### WRITTEN PROBLEM
Return the number of lines that contain the word "Αρχική", and return nothing else.

(Extracted data entries)
▬▬▬

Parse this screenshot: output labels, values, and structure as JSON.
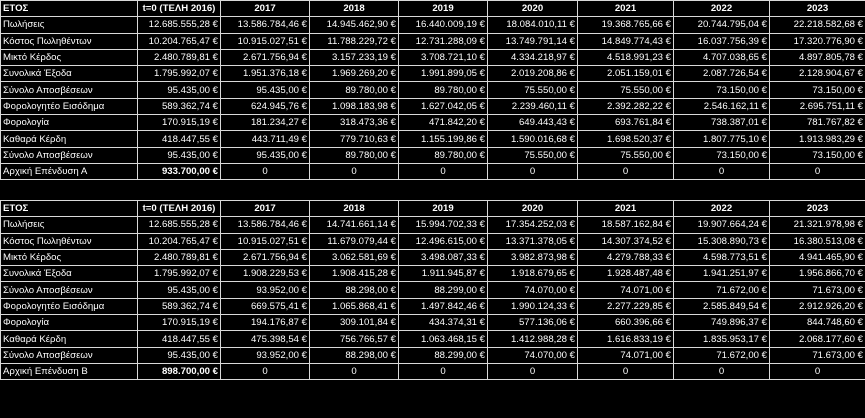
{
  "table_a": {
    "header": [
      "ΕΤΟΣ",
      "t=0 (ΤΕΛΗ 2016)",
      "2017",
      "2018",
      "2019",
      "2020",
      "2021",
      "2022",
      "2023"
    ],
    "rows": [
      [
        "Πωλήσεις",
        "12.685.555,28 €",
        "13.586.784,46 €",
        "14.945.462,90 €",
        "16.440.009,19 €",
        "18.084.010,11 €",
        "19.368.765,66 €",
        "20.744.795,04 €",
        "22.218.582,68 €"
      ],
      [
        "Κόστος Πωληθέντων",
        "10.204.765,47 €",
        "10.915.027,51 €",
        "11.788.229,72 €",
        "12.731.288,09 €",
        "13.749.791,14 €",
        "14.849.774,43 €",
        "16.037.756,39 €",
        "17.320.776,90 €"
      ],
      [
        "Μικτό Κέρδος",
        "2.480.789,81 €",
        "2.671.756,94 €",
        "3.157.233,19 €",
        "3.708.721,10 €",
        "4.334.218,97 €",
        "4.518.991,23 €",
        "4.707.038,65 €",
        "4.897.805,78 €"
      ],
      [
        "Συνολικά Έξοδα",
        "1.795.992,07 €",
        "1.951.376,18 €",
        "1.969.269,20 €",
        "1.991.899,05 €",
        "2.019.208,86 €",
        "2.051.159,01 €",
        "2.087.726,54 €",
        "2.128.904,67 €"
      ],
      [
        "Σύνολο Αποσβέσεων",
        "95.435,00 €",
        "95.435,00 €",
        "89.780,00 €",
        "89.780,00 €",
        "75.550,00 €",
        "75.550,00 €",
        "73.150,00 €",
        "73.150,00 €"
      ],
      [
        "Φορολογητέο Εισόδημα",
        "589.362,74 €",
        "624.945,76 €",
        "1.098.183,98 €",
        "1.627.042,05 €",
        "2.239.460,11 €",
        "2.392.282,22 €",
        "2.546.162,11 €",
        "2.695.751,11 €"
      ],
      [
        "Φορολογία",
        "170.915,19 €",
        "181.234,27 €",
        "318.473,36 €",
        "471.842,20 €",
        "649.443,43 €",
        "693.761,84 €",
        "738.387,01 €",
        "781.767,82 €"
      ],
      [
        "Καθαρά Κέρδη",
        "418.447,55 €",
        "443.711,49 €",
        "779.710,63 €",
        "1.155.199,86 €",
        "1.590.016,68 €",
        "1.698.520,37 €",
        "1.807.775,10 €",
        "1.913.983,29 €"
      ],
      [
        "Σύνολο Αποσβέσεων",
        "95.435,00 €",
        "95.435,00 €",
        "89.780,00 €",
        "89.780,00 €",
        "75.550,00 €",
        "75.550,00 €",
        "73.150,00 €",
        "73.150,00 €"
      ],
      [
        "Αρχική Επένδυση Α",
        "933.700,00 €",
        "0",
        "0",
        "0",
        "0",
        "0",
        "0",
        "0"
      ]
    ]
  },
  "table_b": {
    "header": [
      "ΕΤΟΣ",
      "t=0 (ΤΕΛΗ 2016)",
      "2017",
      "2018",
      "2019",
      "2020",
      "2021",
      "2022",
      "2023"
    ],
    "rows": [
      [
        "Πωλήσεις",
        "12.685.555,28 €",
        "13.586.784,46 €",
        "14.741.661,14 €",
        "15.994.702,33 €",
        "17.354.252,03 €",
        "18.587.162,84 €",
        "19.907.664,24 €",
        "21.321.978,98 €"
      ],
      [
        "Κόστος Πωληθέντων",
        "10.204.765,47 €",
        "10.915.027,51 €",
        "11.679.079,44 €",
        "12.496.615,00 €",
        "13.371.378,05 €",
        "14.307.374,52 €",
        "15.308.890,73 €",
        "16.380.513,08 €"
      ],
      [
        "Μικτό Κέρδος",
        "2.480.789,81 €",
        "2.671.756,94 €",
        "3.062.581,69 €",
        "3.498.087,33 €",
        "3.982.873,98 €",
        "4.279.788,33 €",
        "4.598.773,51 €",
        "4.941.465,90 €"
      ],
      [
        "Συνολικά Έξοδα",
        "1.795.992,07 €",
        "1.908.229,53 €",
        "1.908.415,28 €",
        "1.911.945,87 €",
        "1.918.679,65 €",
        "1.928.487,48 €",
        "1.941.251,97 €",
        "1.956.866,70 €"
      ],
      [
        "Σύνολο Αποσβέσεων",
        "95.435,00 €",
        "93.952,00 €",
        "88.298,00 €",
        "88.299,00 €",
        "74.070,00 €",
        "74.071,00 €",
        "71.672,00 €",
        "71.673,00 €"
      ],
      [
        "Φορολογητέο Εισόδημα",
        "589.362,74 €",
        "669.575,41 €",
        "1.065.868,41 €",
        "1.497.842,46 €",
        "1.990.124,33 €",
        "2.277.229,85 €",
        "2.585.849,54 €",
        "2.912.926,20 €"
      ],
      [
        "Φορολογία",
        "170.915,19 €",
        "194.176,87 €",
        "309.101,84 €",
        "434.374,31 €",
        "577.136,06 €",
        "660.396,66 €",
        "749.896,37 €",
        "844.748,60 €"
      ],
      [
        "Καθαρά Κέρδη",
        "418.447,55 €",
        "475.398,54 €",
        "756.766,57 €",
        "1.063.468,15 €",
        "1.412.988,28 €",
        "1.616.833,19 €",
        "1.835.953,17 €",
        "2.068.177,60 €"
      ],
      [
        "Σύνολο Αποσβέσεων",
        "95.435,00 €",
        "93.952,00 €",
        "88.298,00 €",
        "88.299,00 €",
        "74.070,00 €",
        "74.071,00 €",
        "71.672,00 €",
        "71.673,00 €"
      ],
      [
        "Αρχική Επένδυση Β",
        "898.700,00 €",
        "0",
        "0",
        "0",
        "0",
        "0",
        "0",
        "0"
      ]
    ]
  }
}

▬▬▬

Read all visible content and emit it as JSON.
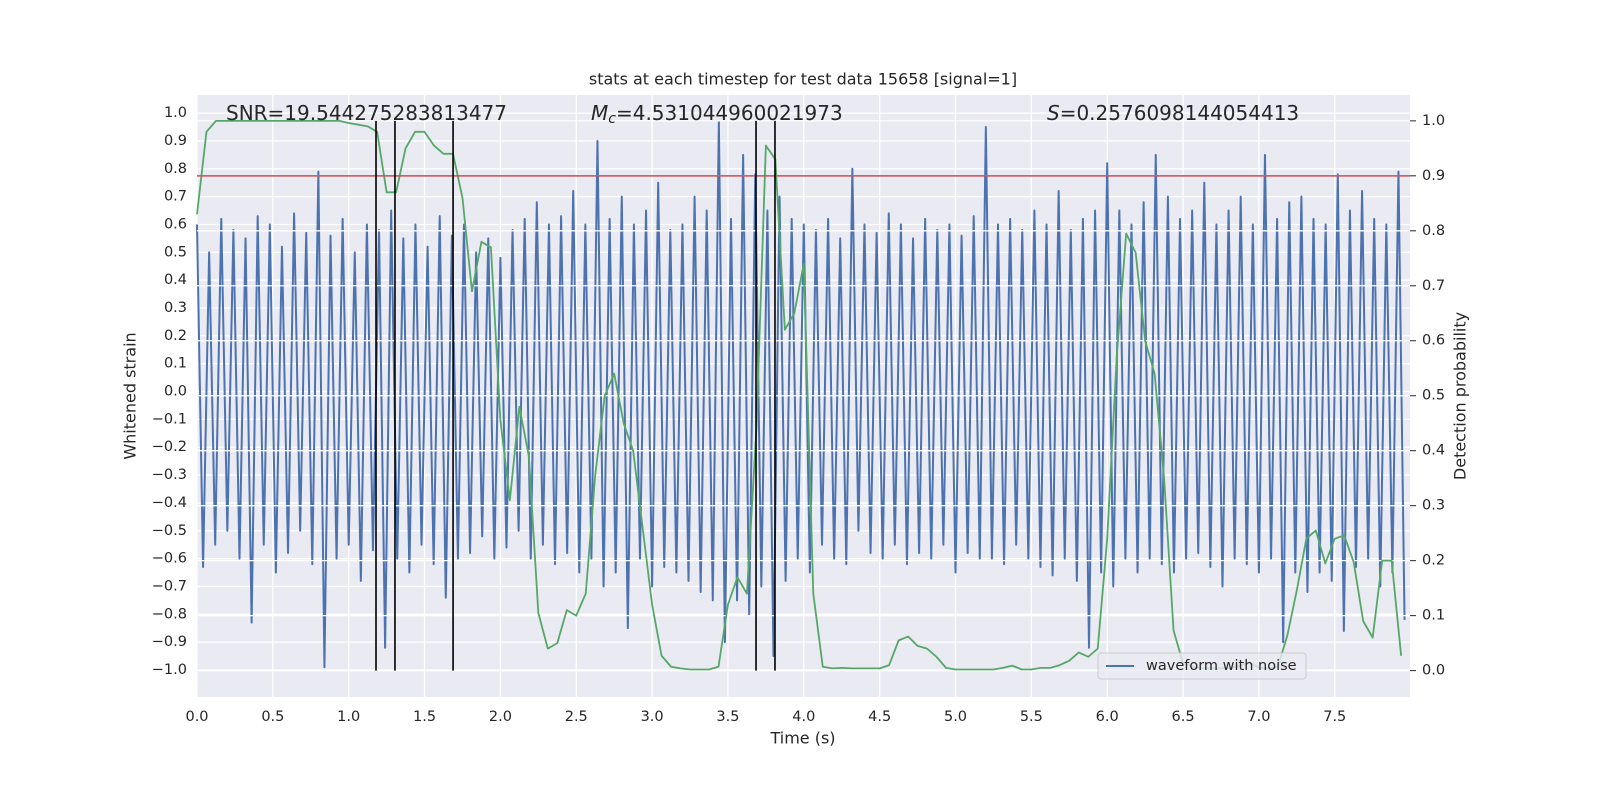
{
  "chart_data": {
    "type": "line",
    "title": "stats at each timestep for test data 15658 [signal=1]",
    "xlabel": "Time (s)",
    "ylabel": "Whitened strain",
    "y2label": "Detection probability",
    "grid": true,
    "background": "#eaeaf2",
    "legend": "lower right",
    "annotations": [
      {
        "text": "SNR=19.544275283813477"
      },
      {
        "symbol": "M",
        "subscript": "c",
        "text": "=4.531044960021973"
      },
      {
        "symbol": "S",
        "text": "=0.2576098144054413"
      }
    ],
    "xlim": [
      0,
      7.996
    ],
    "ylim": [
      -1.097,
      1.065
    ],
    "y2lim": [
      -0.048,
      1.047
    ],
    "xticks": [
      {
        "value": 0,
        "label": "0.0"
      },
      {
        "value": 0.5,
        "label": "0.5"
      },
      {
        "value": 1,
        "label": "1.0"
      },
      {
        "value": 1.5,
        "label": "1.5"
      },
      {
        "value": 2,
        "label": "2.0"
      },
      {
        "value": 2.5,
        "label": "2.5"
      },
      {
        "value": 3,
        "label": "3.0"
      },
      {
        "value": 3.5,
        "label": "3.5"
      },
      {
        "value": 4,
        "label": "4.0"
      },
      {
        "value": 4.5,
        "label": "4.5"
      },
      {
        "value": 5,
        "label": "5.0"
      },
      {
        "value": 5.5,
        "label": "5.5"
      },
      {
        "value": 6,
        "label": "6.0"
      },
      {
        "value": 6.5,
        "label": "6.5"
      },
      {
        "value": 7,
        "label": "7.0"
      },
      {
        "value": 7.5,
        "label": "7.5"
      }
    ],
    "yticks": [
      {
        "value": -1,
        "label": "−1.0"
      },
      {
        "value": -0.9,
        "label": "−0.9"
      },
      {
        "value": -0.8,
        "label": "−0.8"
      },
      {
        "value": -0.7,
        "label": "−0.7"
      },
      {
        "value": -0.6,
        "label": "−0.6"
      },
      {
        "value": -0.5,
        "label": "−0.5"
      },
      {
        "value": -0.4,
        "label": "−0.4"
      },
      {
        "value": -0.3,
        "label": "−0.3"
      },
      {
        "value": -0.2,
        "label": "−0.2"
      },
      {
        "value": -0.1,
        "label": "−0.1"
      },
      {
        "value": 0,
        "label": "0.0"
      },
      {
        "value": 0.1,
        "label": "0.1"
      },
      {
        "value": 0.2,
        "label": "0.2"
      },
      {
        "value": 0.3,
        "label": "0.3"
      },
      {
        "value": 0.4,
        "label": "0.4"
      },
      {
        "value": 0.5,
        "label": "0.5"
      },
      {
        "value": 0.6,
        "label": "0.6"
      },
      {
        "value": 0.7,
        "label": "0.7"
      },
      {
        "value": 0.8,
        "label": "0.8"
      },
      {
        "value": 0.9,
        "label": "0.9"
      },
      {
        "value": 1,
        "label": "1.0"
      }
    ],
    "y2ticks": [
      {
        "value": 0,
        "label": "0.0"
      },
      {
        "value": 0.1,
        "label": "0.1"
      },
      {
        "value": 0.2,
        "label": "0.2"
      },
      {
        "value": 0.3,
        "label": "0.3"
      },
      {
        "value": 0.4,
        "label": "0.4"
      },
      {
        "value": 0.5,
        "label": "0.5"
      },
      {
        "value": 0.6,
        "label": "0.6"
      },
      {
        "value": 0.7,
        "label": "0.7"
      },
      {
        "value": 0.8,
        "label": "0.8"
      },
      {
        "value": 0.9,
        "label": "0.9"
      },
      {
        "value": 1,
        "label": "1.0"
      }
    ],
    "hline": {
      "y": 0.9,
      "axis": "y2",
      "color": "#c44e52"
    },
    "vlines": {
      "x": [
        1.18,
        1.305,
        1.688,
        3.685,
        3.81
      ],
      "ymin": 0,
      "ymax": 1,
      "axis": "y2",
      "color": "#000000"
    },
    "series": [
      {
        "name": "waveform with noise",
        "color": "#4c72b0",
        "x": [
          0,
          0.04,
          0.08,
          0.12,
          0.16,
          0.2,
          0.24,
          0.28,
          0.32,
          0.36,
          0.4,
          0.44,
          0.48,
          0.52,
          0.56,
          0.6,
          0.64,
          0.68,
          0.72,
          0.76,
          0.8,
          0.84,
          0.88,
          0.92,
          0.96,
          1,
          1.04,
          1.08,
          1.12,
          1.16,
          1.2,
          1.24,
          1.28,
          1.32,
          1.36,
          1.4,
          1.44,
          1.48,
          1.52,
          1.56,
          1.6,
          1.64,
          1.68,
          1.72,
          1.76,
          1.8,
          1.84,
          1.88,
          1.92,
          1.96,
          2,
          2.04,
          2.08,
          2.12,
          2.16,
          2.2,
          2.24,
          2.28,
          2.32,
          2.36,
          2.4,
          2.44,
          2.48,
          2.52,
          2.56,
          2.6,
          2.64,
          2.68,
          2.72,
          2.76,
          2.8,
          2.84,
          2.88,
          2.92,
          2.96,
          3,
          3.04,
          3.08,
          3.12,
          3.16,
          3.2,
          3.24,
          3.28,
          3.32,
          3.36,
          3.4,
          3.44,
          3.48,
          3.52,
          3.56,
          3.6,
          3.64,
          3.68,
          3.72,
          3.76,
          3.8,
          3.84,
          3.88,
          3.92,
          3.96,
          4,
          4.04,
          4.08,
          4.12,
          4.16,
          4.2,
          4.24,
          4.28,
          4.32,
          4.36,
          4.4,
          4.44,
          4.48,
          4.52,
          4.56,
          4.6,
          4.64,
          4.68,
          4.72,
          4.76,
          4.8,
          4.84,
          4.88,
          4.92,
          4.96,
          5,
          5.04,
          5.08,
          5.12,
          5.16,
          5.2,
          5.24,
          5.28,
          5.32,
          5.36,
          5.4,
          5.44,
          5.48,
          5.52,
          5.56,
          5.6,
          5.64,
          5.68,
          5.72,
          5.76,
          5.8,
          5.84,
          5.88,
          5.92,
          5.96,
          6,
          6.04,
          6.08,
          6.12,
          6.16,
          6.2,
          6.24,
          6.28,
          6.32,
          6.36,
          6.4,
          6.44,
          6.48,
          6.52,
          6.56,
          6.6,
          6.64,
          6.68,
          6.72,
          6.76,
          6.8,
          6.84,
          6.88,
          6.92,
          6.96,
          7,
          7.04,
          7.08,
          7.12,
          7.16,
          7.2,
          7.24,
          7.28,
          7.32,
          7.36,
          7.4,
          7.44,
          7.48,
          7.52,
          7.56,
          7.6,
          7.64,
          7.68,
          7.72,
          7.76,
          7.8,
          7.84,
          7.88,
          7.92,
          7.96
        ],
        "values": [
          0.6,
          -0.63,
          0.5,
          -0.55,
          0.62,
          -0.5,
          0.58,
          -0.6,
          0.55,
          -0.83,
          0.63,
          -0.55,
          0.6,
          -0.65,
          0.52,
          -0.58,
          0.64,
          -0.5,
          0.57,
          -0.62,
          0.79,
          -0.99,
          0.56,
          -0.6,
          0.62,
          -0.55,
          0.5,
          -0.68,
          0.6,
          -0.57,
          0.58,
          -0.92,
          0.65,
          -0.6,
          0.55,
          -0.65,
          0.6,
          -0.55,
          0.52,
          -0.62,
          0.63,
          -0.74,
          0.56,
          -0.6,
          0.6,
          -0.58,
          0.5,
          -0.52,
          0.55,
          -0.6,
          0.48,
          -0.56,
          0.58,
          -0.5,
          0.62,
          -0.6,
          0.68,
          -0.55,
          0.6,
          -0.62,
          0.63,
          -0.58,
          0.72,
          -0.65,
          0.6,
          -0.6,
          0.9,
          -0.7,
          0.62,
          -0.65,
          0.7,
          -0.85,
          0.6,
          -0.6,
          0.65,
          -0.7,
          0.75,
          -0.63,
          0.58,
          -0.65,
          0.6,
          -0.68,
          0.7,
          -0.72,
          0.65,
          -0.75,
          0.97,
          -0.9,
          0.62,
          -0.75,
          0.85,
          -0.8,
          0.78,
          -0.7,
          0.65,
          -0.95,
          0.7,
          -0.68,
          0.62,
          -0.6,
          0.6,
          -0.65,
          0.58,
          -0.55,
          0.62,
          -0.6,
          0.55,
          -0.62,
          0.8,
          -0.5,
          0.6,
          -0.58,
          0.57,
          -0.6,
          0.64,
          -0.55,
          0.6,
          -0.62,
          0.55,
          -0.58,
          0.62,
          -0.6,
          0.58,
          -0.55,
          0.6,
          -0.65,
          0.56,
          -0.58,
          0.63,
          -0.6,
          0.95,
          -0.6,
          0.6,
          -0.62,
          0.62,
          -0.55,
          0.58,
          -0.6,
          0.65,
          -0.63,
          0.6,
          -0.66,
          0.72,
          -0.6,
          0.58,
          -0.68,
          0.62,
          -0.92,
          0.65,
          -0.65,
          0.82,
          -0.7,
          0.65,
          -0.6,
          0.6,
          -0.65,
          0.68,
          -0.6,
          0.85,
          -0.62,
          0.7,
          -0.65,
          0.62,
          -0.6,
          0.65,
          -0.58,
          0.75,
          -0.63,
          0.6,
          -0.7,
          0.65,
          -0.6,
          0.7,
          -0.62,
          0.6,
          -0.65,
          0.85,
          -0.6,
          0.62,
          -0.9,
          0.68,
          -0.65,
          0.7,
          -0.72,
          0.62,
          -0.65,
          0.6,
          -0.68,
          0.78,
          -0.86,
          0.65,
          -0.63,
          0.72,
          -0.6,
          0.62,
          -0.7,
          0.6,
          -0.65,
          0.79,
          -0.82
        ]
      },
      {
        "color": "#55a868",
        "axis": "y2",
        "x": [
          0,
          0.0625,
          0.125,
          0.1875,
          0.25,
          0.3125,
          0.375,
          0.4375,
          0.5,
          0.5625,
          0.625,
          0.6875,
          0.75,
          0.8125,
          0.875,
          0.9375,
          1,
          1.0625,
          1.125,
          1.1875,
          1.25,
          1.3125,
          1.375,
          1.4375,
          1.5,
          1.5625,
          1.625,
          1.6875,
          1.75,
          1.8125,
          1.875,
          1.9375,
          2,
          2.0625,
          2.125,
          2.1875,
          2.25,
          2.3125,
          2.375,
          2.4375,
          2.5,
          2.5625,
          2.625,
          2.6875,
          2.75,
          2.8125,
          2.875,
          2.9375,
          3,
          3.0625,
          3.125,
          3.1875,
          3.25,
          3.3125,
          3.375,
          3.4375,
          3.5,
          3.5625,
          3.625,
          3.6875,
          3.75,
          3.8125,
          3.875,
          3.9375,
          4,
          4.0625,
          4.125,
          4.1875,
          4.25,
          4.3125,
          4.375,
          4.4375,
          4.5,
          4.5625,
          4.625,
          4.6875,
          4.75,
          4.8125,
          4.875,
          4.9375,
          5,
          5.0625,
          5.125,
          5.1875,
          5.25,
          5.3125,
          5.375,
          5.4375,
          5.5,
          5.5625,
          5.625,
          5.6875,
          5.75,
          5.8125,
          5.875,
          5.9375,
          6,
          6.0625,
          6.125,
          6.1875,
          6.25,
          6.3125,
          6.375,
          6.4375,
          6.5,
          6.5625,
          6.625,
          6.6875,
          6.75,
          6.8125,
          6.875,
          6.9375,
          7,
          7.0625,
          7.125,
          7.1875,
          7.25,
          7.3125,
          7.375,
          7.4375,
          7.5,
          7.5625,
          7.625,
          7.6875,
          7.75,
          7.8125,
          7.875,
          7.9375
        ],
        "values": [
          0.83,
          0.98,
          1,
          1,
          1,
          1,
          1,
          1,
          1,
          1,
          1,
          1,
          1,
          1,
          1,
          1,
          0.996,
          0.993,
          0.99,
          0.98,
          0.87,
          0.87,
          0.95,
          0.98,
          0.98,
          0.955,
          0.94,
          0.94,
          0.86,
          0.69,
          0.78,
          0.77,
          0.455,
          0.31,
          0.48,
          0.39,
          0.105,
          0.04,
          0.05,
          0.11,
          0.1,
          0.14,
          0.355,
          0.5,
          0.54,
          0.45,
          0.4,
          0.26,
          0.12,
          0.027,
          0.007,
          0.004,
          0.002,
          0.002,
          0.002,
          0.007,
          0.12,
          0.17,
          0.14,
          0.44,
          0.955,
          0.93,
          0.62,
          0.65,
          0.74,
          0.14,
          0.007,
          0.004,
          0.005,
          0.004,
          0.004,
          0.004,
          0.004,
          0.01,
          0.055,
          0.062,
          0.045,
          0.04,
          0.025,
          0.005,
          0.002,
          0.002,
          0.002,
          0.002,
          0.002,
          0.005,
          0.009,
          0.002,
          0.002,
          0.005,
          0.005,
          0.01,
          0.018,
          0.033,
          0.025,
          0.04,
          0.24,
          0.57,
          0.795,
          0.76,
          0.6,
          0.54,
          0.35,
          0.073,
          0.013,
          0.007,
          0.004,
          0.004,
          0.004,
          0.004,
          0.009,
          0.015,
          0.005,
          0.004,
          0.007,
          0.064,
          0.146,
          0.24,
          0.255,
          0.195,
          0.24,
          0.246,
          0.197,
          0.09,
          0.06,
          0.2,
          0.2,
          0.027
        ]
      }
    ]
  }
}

▬▬▬

### EXPECTED ANSWER
2